» Exercise prompt:
Scan the material below for the string "JSON", and copy every line where it shows up.

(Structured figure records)
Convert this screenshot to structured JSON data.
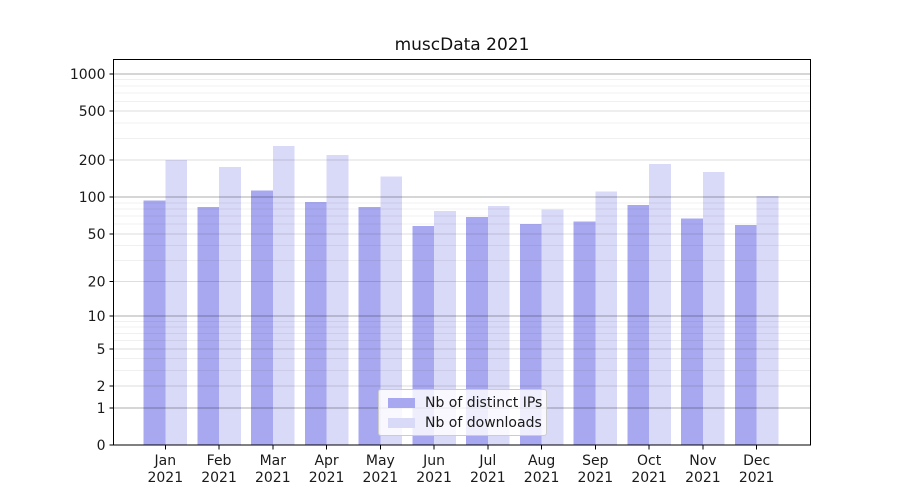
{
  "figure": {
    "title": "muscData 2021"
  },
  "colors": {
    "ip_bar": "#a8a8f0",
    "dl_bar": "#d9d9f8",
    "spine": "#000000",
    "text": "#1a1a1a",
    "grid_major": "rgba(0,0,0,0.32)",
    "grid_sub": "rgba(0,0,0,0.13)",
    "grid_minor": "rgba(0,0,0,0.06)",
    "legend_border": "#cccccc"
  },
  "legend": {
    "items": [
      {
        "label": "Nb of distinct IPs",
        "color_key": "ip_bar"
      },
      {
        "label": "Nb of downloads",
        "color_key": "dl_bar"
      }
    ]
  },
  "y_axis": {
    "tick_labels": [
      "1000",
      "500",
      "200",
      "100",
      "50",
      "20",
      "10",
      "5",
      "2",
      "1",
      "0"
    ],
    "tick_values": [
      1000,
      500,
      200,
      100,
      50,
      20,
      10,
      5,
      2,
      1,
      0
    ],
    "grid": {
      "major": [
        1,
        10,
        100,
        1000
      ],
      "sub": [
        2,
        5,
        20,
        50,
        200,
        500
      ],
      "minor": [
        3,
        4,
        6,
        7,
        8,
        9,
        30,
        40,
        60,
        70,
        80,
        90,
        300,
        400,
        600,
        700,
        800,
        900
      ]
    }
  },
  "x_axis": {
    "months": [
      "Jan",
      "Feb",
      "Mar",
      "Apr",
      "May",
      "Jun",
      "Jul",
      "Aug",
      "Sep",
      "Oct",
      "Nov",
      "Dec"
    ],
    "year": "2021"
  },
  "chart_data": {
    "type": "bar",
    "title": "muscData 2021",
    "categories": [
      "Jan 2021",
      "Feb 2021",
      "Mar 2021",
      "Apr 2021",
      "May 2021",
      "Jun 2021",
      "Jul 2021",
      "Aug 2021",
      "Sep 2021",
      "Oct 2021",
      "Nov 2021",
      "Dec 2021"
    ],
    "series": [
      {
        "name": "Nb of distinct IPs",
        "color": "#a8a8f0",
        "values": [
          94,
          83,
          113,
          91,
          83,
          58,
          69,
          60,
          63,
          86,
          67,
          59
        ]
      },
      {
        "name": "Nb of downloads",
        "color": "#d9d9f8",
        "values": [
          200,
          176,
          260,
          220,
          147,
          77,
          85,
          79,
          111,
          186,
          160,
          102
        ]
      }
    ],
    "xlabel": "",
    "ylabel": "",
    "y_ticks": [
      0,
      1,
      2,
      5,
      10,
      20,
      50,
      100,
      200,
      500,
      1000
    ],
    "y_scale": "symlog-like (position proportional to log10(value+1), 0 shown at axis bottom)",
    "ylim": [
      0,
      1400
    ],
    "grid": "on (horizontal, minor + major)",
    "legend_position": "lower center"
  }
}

--

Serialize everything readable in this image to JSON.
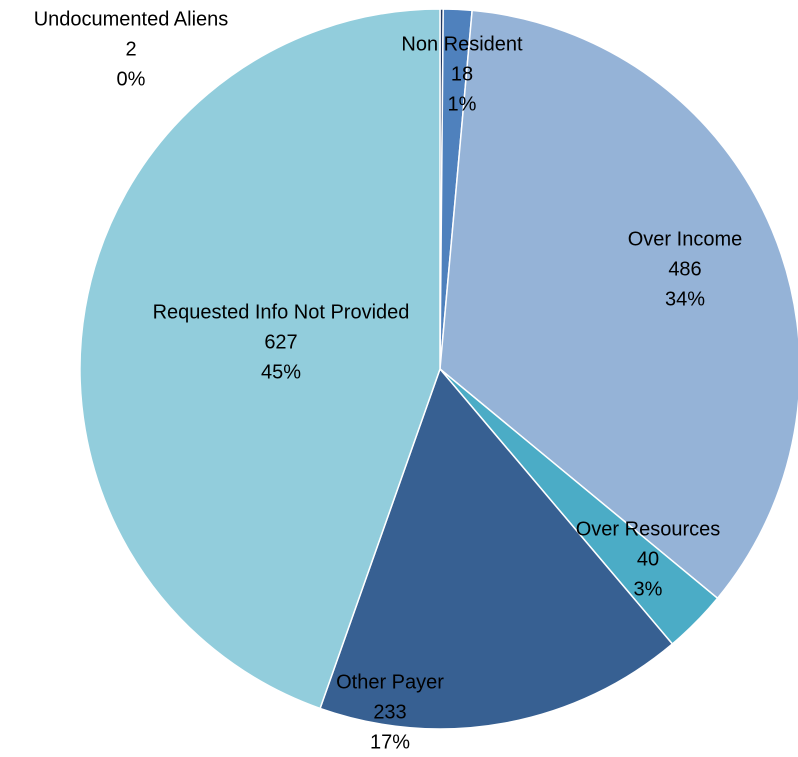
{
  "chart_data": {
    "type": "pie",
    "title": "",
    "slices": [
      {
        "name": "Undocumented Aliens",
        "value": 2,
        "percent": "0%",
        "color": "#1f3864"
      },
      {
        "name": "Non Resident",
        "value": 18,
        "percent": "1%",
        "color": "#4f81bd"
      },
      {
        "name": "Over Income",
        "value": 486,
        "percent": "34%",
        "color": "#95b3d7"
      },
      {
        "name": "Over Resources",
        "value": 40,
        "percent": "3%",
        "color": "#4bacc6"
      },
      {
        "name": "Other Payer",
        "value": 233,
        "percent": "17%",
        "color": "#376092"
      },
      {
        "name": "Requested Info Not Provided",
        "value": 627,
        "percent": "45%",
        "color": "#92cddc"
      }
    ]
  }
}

» Correct output:
Convert this screenshot to structured JSON data.
Serialize everything readable in this image to JSON.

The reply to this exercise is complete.